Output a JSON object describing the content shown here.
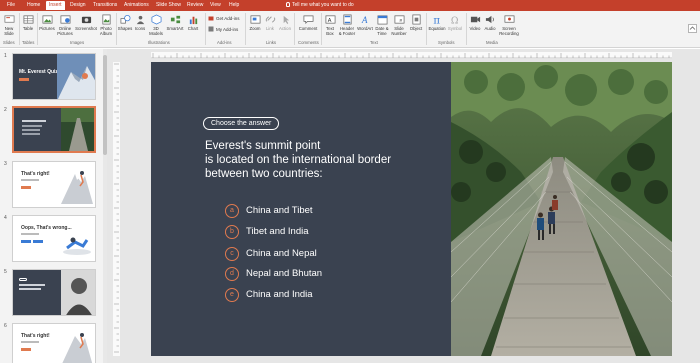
{
  "tabs": [
    "File",
    "Home",
    "Insert",
    "Design",
    "Transitions",
    "Animations",
    "Slide Show",
    "Review",
    "View",
    "Help"
  ],
  "active_tab": "Insert",
  "tell_me": "Tell me what you want to do",
  "ribbon": {
    "new_slide": "New Slide",
    "table": "Table",
    "pictures": "Pictures",
    "online_pictures": "Online Pictures",
    "screenshot": "Screenshot",
    "photo_album": "Photo Album",
    "shapes": "Shapes",
    "icons": "Icons",
    "models_3d": "3D Models",
    "smartart": "SmartArt",
    "chart": "Chart",
    "get_addins": "Get Add-ins",
    "my_addins": "My Add-ins",
    "zoom": "Zoom",
    "link": "Link",
    "action": "Action",
    "comment": "Comment",
    "text_box": "Text Box",
    "header_footer": "Header & Footer",
    "wordart": "WordArt",
    "date_time": "Date & Time",
    "slide_number": "Slide Number",
    "object": "Object",
    "equation": "Equation",
    "symbol": "Symbol",
    "video": "Video",
    "audio": "Audio",
    "screen_recording": "Screen Recording",
    "groups": {
      "slides": "Slides",
      "tables": "Tables",
      "images": "Images",
      "illustrations": "Illustrations",
      "addins": "Add-ins",
      "links": "Links",
      "comments": "Comments",
      "text": "Text",
      "symbols": "Symbols",
      "media": "Media"
    }
  },
  "thumbnails": [
    {
      "num": "1",
      "title": "Mt. Everest Quiz"
    },
    {
      "num": "2",
      "title": ""
    },
    {
      "num": "3",
      "title": "That's right!"
    },
    {
      "num": "4",
      "title": "Oops, That's wrong..."
    },
    {
      "num": "5",
      "title": ""
    },
    {
      "num": "6",
      "title": "That's right!"
    }
  ],
  "slide": {
    "pill": "Choose the answer",
    "question": [
      "Everest's summit point",
      "is located on the international border",
      "between two countries:"
    ],
    "options": [
      {
        "letter": "a",
        "text": "China and Tibet"
      },
      {
        "letter": "b",
        "text": "Tibet and India"
      },
      {
        "letter": "c",
        "text": "China and Nepal"
      },
      {
        "letter": "d",
        "text": "Nepal and Bhutan"
      },
      {
        "letter": "e",
        "text": "China and India"
      }
    ]
  },
  "colors": {
    "ribbon_accent": "#c4402b",
    "slide_bg": "#3a4250",
    "option_accent": "#e07a4f"
  }
}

....

#### Challenge
Look above for every line with the word "Tibet" and copy it.

#### Task answer
        "text": "China and Tibet"
        "text": "Tibet and India"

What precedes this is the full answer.